* Begin EXERCISE INPUTS *

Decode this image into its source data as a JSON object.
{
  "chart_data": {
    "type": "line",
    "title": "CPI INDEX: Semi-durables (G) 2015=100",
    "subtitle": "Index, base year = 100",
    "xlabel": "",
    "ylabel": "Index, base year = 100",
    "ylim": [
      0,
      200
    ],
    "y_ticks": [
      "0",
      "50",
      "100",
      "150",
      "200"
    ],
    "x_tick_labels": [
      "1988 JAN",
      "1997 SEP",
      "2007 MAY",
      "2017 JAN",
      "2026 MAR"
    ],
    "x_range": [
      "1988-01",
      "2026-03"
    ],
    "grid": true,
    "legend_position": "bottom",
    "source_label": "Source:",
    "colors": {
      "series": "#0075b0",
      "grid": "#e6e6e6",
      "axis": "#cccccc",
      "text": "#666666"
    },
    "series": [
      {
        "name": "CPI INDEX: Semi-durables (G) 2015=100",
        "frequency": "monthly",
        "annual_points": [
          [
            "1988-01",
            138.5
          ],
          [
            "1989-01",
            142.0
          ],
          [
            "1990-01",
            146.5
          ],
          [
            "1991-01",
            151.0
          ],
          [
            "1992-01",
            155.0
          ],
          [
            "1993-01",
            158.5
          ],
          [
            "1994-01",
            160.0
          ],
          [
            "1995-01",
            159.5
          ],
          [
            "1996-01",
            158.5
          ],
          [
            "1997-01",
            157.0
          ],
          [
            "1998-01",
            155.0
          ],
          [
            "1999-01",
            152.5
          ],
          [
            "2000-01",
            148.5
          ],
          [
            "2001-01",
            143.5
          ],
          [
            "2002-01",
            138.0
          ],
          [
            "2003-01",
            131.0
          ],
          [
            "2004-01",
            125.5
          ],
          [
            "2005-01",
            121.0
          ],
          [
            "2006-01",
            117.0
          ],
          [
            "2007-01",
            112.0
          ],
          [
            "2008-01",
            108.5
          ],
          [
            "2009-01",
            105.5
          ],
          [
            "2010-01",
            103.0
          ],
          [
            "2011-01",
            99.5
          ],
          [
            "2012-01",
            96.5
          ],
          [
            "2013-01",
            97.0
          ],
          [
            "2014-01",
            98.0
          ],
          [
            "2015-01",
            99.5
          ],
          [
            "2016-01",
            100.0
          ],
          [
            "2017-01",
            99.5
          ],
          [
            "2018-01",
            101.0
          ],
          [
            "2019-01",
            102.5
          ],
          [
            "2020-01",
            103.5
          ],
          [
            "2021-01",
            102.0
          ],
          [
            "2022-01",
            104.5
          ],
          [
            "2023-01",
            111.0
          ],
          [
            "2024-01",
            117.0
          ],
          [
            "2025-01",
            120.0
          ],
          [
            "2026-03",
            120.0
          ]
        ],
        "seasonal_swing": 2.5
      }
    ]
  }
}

* End EXERCISE INPUTS *

Return each line that includes "durables".

    "title": "CPI INDEX: Semi-durables (G) 2015=100",
        "name": "CPI INDEX: Semi-durables (G) 2015=100",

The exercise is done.